##### ARTICLE #####
From: Qingfang Deng <dqfext@gmail.com>
To: Michal Ostrowski <mostrows@earthlink.net>,
Andrew Lunn <andrew+netdev@lunn.ch>,
"David S. Miller" <davem@davemloft.net>,
Eric Dumazet <edumazet@google.com>,
Jakub Kicinski <kuba@kernel.org>, Paolo Abeni <pabeni@redhat.com>,
netdev@vger.kernel.org, linux-kernel@vger.kernel.org
Subject: [PATCH net-next v3 1/2] pppoe: remove rwlock usage
Date: Thu, 28 Aug 2025 09:20:16 +0800 [thread overview]
Message-ID: <20250828012018.15922-1-dqfext@gmail.com> (raw)
Like ppp_generic.c, convert the PPPoE socket hash table to use RCU for
lookups and a spinlock for updates. This removes rwlock usage and allows
lockless readers on the fast path.
- Mark hash table and list pointers as __rcu.
- Use spin_lock() to protect writers.
- Readers use rcu_dereference() under rcu_read_lock(). All known callers
of get_item() already hold the RCU read lock, so no additional locking
is needed.
- get_item() now uses refcount_inc_not_zero() instead of sock_hold() to
safely take a reference. This prevents crashes if a socket is already
in the process of being freed (sk_refcnt == 0).
- Set SOCK_RCU_FREE to defer socket freeing until after an RCU grace
period.
- Move skb_queue_purge() into sk_destruct callback to ensure purge
happens after an RCU grace period.
Signed-off-by: Qingfang Deng <dqfext@gmail.com>
---
v3:
Move skb_queue_purge() into sk_destruct callback.
Link to v2: https://lore.kernel.org/netdev/20250827023045.25002-1-dqfext@gmail.com/
v2:
Use refcount_inc_not_zero() in get_item() to avoid taking a reference of
a zero refcount socket.
##### DATASET EXCERPTS #####
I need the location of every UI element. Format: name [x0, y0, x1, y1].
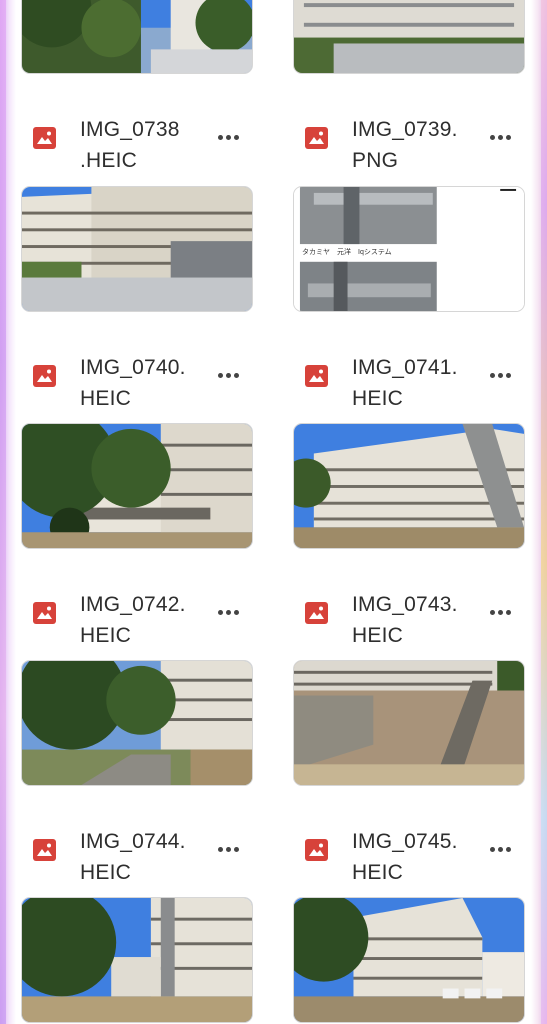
more-options-icon[interactable]	[215, 595, 241, 629]
file-thumbnail[interactable]	[21, 897, 253, 1023]
preview-caption: タカミヤ 元洋 Iqシステム	[302, 249, 392, 256]
file-name: IMG_0741. HEIC	[352, 356, 458, 410]
list-item[interactable]: IMG_0740. HEIC	[21, 336, 253, 416]
list-item[interactable]: IMG_0742. HEIC	[21, 573, 253, 653]
file-thumbnail[interactable]	[293, 0, 525, 74]
image-file-icon	[33, 839, 56, 861]
more-options-icon[interactable]	[215, 120, 241, 154]
file-name: IMG_0743. HEIC	[352, 593, 458, 647]
list-item[interactable]: IMG_0743. HEIC	[293, 573, 525, 653]
image-file-icon	[305, 127, 328, 149]
more-options-icon[interactable]	[487, 358, 513, 392]
file-thumbnail[interactable]: タカミヤ 元洋 Iqシステム	[293, 186, 525, 312]
file-grid: IMG_0738 .HEIC IMG_0739. PNG タカミヤ 元洋 Iqシ…	[0, 0, 547, 1024]
list-item[interactable]: IMG_0741. HEIC	[293, 336, 525, 416]
more-options-icon[interactable]	[487, 832, 513, 866]
list-item[interactable]: IMG_0744. HEIC	[21, 810, 253, 890]
image-file-icon	[33, 127, 56, 149]
list-item[interactable]: IMG_0738 .HEIC	[21, 98, 253, 178]
image-file-icon	[305, 365, 328, 387]
file-thumbnail[interactable]	[293, 897, 525, 1023]
list-item[interactable]: IMG_0739. PNG	[293, 98, 525, 178]
image-file-icon	[33, 602, 56, 624]
image-file-icon	[305, 839, 328, 861]
file-name: IMG_0739. PNG	[352, 118, 458, 172]
file-thumbnail[interactable]	[21, 660, 253, 786]
file-name: IMG_0742. HEIC	[80, 593, 186, 647]
file-name: IMG_0738 .HEIC	[80, 118, 180, 172]
file-name: IMG_0745. HEIC	[352, 830, 458, 884]
file-thumbnail[interactable]	[293, 660, 525, 786]
file-thumbnail[interactable]	[21, 186, 253, 312]
file-name: IMG_0740. HEIC	[80, 356, 186, 410]
list-item[interactable]: IMG_0745. HEIC	[293, 810, 525, 890]
more-options-icon[interactable]	[215, 358, 241, 392]
image-file-icon	[33, 365, 56, 387]
file-thumbnail[interactable]	[21, 423, 253, 549]
file-name: IMG_0744. HEIC	[80, 830, 186, 884]
file-thumbnail[interactable]	[293, 423, 525, 549]
image-file-icon	[305, 602, 328, 624]
more-options-icon[interactable]	[487, 595, 513, 629]
file-thumbnail[interactable]	[21, 0, 253, 74]
more-options-icon[interactable]	[215, 832, 241, 866]
more-options-icon[interactable]	[487, 120, 513, 154]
#####
SHORT TASK 1: In the entries, substitute "file-preview" for "file-thumbnail" in the lines starting with the line containing "595, 241, 629]" and going on through the line containing "839, 56, 861]", and write out only those lines again with nothing else changed.
SHORT TASK 2: Pick up the email about the PPPoE rwlock patch and continue it from the point where it stops.

OUTPUT 1:
more-options-icon[interactable]	[215, 595, 241, 629]
file-preview[interactable]	[21, 897, 253, 1023]
preview-caption: タカミヤ 元洋 Iqシステム	[302, 249, 392, 256]
file-name: IMG_0741. HEIC	[352, 356, 458, 410]
list-item[interactable]: IMG_0740. HEIC	[21, 336, 253, 416]
list-item[interactable]: IMG_0742. HEIC	[21, 573, 253, 653]
file-preview[interactable]	[293, 0, 525, 74]
image-file-icon	[33, 839, 56, 861]

OUTPUT 2:
Link to v1: https://lore.kernel.org/netdev/20250826023346.26046-1-dqfext@gmail.com/
drivers/net/ppp/pppoe.c | 94 ++++++++++++++++++++++------------------
include/linux/if_pppox.h | 2 +-
2 files changed, 54 insertions(+), 42 deletions(-)
diff --git a/drivers/net/ppp/pppoe.c b/drivers/net/ppp/pppoe.c
index 410effa42ade..54522b26b728 100644
--- a/drivers/net/ppp/pppoe.c
+++ b/drivers/net/ppp/pppoe.c
@@ -100,8 +100,8 @@ struct pppoe_net {
* as well, moreover in case of SMP less locking
* controversy here
*/
- struct pppox_sock *hash_table[PPPOE_HASH_SIZE];
- rwlock_t hash_lock;
+ struct pppox_sock __rcu *hash_table[PPPOE_HASH_SIZE];
+ spinlock_t hash_lock;
};
/*
@@ -162,13 +162,13 @@ static struct pppox_sock *__get_item(struct pppoe_net *pn, __be16 sid,
int hash = hash_item(sid, addr);
struct pppox_sock *ret;
- ret = pn->hash_table[hash];
+ ret = rcu_dereference(pn->hash_table[hash]);
while (ret) {
if (cmp_addr(&ret->pppoe_pa, sid, addr) &&
ret->pppoe_ifindex == ifindex)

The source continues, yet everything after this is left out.